## Start

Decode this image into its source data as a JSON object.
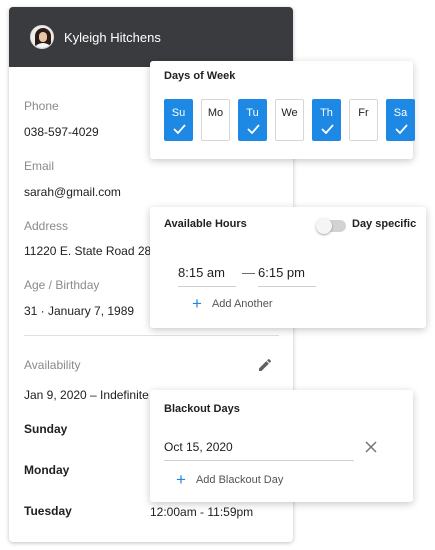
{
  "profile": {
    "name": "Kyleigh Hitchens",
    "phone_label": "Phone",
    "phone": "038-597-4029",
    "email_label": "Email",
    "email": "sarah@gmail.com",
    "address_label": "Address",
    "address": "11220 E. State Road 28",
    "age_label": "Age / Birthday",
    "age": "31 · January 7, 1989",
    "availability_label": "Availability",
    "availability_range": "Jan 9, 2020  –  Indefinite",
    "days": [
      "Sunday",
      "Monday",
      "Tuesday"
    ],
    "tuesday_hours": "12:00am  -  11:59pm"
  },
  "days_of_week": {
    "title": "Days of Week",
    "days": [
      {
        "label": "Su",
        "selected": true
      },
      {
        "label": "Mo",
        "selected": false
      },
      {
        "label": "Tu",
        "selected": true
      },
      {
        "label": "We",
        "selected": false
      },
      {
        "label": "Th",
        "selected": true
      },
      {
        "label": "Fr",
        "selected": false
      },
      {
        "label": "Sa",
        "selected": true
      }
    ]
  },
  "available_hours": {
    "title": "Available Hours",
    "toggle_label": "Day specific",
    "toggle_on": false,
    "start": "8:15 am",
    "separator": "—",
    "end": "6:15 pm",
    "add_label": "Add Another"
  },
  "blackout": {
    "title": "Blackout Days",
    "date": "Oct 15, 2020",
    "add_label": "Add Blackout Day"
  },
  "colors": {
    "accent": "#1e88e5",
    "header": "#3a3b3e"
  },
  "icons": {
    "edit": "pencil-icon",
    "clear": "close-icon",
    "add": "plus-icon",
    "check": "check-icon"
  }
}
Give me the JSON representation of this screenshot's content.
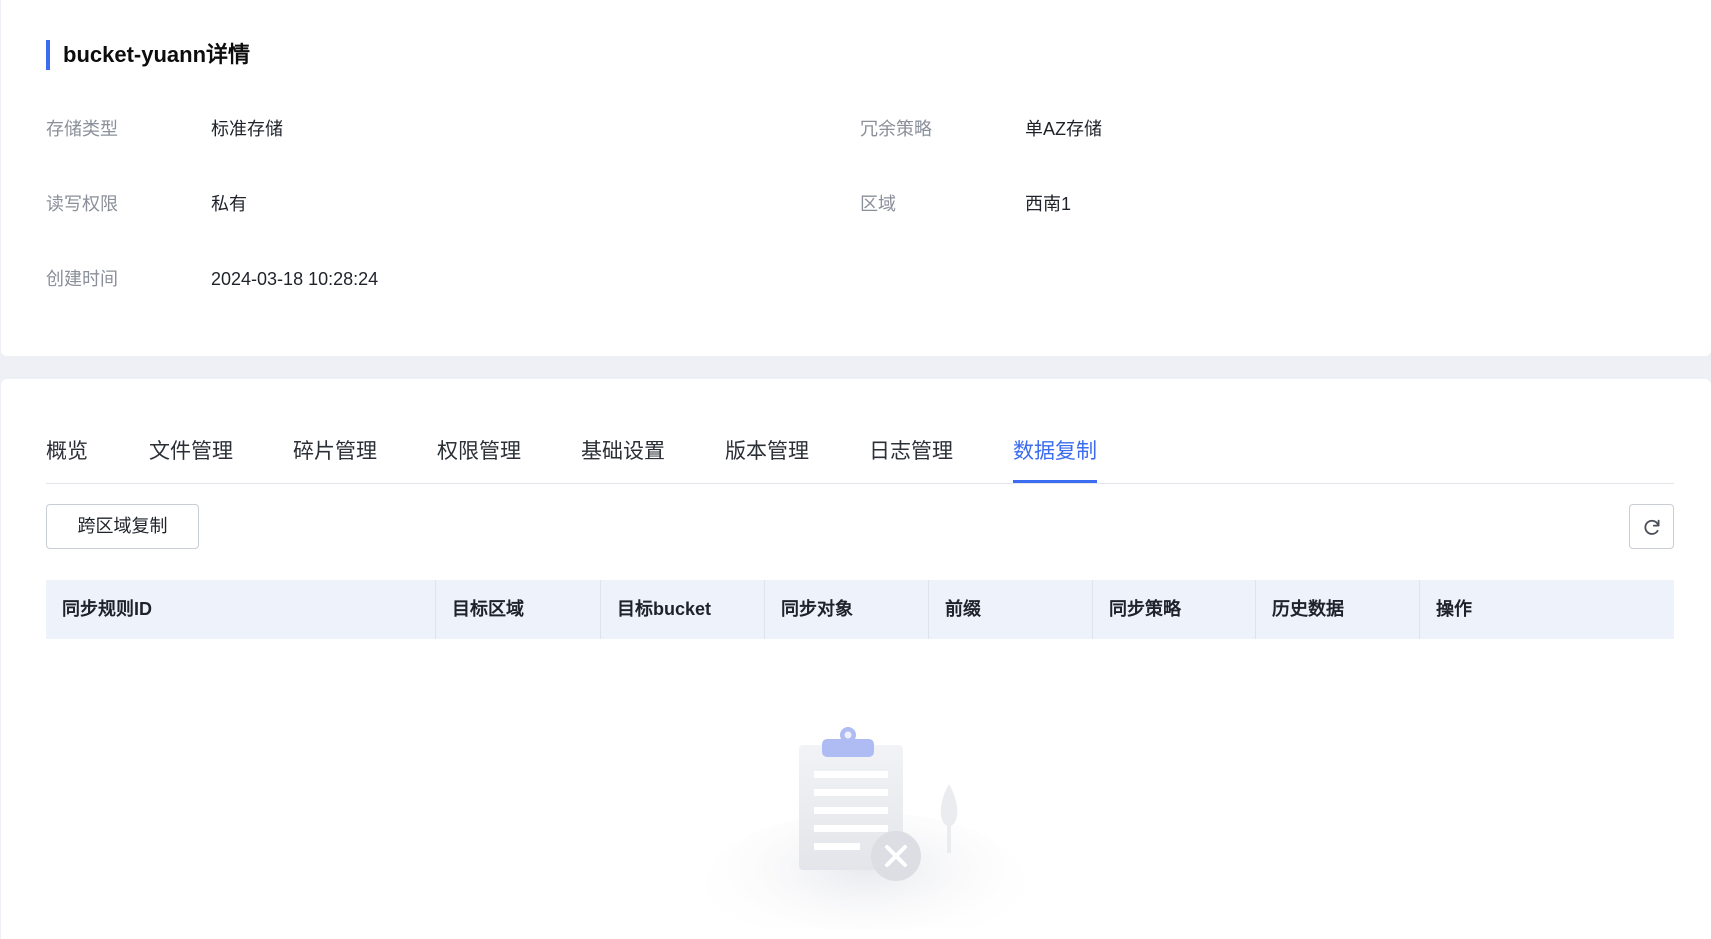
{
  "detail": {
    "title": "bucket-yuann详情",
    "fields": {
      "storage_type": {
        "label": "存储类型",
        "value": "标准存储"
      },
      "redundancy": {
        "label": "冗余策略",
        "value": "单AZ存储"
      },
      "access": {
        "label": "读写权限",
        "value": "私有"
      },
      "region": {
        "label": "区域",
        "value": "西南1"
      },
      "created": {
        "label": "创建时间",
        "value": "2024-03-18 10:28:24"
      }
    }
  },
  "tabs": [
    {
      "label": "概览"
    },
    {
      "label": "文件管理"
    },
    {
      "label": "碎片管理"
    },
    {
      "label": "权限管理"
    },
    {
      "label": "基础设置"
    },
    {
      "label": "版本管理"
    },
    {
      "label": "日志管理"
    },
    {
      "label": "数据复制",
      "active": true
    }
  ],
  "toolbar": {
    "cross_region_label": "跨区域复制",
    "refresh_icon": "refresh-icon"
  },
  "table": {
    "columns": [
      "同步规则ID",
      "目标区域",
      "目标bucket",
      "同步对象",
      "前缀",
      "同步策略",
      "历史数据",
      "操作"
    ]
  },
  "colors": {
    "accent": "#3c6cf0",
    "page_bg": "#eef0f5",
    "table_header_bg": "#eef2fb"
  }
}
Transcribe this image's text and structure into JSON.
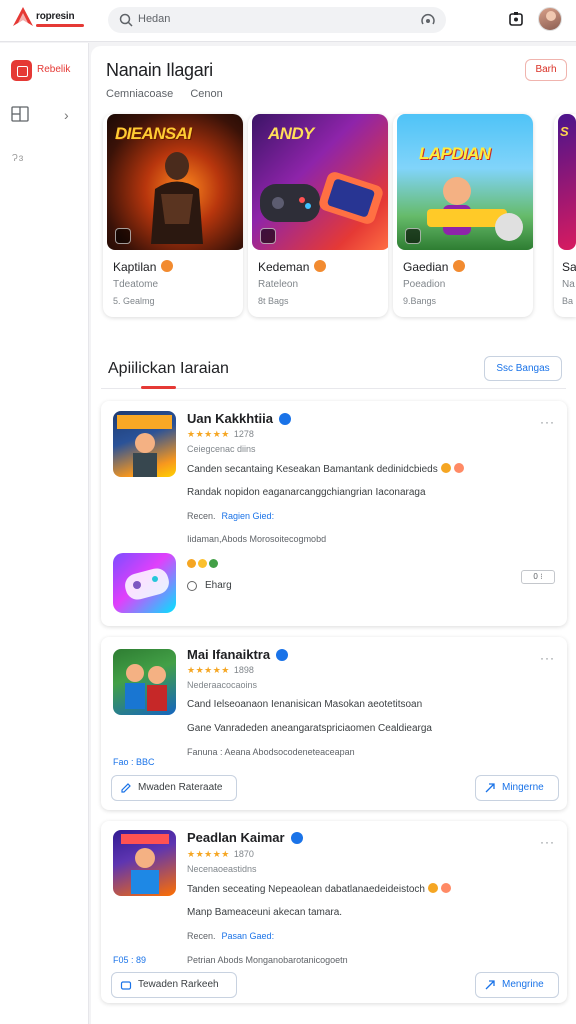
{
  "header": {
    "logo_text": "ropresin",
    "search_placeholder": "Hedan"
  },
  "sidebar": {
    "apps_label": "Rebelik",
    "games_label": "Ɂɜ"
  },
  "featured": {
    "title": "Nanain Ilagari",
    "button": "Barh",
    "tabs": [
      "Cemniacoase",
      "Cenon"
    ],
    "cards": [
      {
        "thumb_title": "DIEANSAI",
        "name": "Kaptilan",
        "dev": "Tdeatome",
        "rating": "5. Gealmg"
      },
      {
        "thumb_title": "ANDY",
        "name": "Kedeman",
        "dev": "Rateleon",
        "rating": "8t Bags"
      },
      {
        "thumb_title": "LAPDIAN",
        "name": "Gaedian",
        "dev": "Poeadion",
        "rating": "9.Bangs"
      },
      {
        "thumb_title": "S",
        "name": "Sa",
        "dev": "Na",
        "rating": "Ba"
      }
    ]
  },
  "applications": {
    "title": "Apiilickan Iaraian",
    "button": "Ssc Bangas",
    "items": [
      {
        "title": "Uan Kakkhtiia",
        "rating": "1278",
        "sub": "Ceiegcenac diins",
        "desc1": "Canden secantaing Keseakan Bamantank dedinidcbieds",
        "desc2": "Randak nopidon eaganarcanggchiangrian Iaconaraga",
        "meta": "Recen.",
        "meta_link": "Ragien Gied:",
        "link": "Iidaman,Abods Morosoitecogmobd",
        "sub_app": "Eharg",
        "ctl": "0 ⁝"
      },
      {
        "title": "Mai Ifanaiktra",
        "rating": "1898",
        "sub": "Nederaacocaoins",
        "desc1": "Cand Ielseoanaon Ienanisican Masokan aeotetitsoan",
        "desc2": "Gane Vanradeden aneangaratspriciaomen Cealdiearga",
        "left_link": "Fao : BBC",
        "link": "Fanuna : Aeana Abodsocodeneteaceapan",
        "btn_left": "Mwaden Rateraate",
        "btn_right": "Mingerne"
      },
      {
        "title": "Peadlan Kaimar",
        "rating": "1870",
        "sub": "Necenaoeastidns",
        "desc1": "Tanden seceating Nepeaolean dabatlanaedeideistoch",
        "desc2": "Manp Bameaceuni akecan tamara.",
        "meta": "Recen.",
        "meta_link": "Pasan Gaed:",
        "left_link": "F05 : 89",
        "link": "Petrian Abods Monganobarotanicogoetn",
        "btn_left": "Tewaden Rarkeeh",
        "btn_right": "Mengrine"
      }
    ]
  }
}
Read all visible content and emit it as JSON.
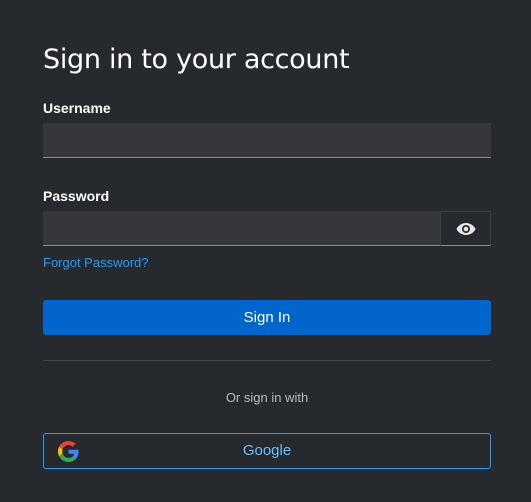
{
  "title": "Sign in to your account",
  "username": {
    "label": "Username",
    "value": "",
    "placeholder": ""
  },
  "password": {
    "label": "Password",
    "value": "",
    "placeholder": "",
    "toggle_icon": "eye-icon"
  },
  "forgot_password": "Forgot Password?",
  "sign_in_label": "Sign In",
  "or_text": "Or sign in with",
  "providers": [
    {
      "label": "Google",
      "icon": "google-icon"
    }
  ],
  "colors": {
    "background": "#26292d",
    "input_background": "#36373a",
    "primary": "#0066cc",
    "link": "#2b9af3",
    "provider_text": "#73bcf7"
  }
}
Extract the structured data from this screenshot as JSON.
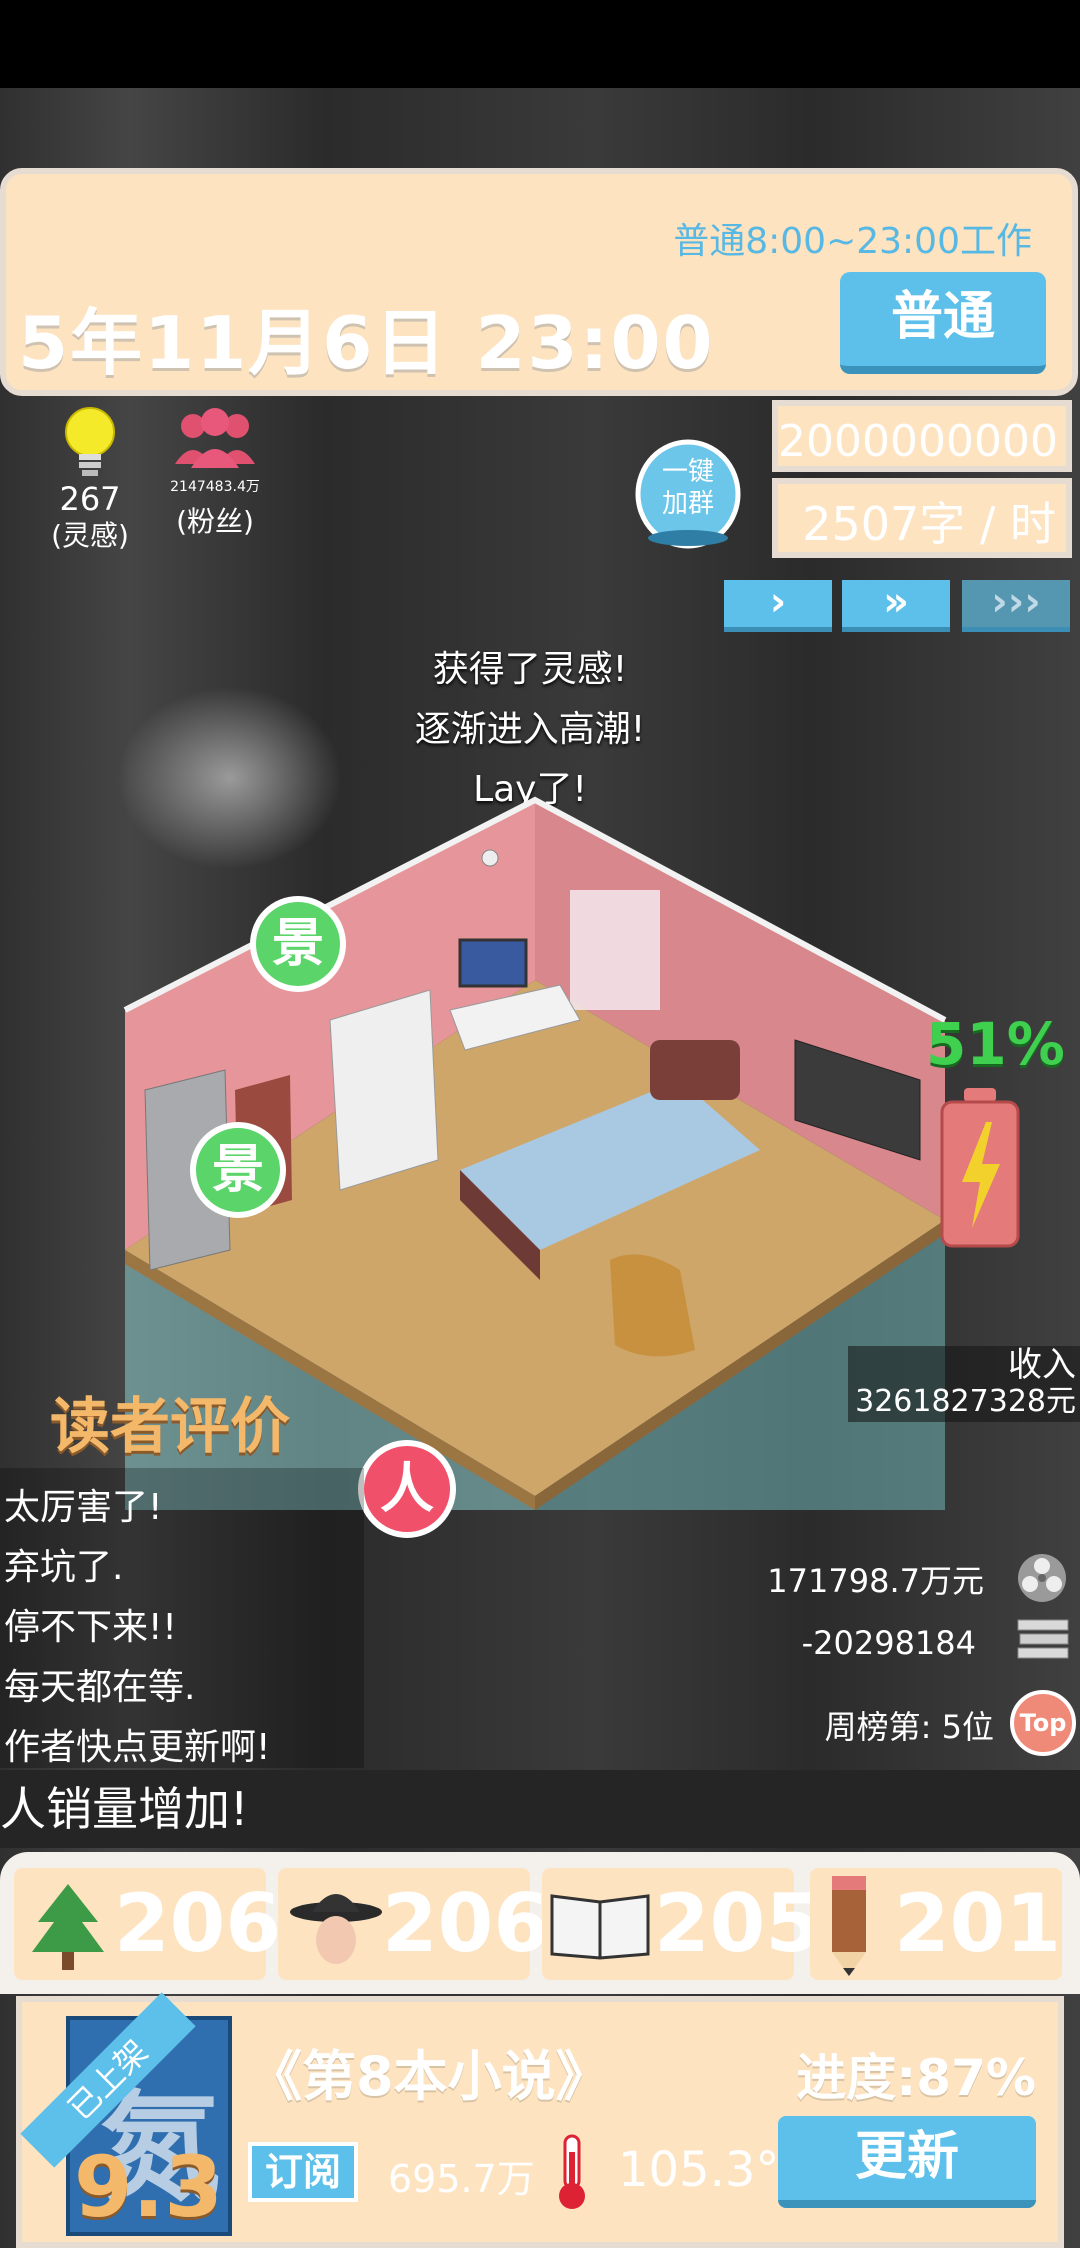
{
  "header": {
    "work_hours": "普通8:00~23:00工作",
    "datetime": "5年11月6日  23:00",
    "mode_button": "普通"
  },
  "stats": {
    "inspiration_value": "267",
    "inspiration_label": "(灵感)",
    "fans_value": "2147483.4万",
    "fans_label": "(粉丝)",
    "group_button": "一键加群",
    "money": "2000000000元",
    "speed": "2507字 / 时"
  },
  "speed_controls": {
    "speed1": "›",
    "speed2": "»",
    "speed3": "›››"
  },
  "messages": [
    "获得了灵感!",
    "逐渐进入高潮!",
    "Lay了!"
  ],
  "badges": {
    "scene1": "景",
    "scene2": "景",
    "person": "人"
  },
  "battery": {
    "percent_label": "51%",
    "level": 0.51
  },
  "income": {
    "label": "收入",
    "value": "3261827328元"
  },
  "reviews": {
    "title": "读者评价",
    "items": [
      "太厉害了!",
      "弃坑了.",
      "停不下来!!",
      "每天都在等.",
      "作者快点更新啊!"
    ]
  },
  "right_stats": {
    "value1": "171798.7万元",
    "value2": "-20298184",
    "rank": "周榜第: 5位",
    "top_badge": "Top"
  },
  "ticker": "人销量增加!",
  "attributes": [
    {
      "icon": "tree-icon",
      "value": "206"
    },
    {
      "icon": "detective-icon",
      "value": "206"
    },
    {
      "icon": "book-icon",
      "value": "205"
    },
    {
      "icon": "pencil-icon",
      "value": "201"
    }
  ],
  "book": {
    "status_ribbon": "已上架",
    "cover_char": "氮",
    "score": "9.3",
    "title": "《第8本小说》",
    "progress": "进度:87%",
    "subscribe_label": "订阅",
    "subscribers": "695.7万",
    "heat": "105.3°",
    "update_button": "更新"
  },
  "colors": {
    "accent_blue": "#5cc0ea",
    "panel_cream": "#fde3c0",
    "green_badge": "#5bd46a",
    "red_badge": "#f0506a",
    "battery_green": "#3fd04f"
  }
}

## End

Go through the records above and copy every line with the word "rating".

FINISHED TASK:
        "rating": "5. Gealmg"
        "rating": "8t Bags"
        "rating": "9.Bangs"
        "rating": "Ba"
        "rating": "1278",
        "rating": "1898",
        "rating": "1870",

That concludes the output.